- _Excerpt provided_
☆ ☆ ☆ ☆ ☆

DS GFS > methodology > contingent liability > intro EN REVAMP

Liabilities are called ‘contingent’ in the sense that they are by nature only potential and not actual liabilities.

The relevance of collecting this kind of information is recognised in ESA 2010, paragraph 5.11:

Although contingent assets and contingent liabilities are not recorded in the accounts, they are important for policy and analysis, and information on them needs to be collected and presented as supplementary data. Even though no payments may turn out to be due for contingent assets and contingent liabilities, a high level of contingencies may indicate an undesirable level of risk on the part of those units offering them.’

Contingent liabilities are not part of the government debt as defined in Council regulation 479/2009 on the application of the Protocol on the excessive deficit procedure annexed to the Treaty on the Functioning of the European Union.

☆ ☆ ☆ ☆ ☆

- _Dataset entries_

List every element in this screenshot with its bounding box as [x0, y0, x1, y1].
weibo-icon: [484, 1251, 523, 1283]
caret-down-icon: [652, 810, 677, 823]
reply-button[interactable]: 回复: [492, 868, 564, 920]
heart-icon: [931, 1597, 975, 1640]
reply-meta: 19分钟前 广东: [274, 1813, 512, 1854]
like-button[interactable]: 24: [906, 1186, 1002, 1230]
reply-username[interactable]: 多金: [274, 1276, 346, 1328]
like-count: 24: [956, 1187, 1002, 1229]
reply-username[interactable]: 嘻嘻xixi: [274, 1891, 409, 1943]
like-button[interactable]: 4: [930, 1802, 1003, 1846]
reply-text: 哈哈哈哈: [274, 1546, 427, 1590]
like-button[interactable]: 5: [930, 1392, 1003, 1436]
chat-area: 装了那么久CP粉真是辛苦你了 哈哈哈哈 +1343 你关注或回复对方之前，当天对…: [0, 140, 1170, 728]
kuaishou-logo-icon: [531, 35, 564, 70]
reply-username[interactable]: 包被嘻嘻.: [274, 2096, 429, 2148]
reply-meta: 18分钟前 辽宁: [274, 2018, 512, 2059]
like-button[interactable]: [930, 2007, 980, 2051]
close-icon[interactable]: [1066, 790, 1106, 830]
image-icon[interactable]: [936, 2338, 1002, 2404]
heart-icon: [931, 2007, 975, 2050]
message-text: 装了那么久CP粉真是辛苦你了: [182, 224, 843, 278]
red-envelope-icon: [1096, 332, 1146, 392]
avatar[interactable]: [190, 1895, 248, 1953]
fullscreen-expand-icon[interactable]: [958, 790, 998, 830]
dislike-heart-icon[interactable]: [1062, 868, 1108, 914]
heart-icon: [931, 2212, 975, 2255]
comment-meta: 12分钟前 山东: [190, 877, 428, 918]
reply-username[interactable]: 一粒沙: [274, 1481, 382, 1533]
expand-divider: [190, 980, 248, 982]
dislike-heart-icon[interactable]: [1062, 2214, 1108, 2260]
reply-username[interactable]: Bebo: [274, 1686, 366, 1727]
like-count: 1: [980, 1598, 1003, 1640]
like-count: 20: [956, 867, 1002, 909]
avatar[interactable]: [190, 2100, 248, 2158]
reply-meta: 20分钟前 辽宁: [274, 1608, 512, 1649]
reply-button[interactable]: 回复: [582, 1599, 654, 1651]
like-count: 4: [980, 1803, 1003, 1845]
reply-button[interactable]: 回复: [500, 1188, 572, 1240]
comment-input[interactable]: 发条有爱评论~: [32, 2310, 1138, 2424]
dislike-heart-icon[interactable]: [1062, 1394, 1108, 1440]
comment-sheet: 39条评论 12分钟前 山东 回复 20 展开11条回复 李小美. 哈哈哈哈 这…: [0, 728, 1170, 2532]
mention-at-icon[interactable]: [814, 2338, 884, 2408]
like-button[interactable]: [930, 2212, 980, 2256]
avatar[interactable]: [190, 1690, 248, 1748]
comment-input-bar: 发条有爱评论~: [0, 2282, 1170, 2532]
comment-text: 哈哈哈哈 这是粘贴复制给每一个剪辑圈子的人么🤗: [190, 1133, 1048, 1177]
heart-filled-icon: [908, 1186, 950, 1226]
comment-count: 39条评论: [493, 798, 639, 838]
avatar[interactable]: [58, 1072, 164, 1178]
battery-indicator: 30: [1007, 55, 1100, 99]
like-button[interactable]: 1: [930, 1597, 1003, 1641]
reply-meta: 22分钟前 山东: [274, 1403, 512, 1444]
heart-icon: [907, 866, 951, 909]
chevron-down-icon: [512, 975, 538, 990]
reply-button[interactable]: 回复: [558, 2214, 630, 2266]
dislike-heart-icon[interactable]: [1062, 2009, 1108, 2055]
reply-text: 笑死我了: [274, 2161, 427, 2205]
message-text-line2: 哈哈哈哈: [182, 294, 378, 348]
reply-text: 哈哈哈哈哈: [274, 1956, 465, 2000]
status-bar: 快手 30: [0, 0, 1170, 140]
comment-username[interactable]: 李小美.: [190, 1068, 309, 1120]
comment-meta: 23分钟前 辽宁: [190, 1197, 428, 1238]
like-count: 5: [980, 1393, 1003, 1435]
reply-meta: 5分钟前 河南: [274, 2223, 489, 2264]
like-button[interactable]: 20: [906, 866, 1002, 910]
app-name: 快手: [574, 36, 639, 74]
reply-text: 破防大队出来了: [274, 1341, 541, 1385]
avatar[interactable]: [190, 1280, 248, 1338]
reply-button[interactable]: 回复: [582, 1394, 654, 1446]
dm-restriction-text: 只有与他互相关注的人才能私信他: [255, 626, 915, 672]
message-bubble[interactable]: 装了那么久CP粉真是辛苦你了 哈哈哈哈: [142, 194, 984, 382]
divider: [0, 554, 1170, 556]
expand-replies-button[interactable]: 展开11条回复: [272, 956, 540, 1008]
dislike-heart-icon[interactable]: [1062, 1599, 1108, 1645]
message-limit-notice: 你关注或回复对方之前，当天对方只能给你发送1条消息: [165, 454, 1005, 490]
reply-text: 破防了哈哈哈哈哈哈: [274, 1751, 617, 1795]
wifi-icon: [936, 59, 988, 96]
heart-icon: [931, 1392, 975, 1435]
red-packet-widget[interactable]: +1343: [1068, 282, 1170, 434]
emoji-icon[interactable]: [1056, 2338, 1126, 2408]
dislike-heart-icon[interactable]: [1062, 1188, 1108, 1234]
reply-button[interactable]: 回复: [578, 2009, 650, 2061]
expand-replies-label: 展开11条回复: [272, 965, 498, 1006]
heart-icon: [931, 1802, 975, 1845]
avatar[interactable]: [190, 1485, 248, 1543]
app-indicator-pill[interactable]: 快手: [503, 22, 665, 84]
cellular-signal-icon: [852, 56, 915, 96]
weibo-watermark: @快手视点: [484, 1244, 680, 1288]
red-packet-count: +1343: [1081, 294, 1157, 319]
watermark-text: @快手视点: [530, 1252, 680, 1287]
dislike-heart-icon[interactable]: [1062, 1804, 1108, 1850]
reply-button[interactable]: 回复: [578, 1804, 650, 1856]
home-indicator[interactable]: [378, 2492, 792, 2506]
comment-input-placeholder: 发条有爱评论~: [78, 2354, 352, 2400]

☆ ☆ ☆ ☆ ☆

- _What is required_
Repeat the entire text on contingent liabilities word for word, from its first line to its last.

- _Exercise solution_
DS GFS > methodology > contingent liability > intro EN REVAMP

Liabilities are called ‘contingent’ in the sense that they are by nature only potential and not actual liabilities.

The relevance of collecting this kind of information is recognised in ESA 2010, paragraph 5.11:

Although contingent assets and contingent liabilities are not recorded in the accounts, they are important for policy and analysis, and information on them needs to be collected and presented as supplementary data. Even though no payments may turn out to be due for contingent assets and contingent liabilities, a high level of contingencies may indicate an undesirable level of risk on the part of those units offering them.’

Contingent liabilities are not part of the government debt as defined in Council regulation 479/2009 on the application of the Protocol on the excessive deficit procedure annexed to the Treaty on the Functioning of the European Union.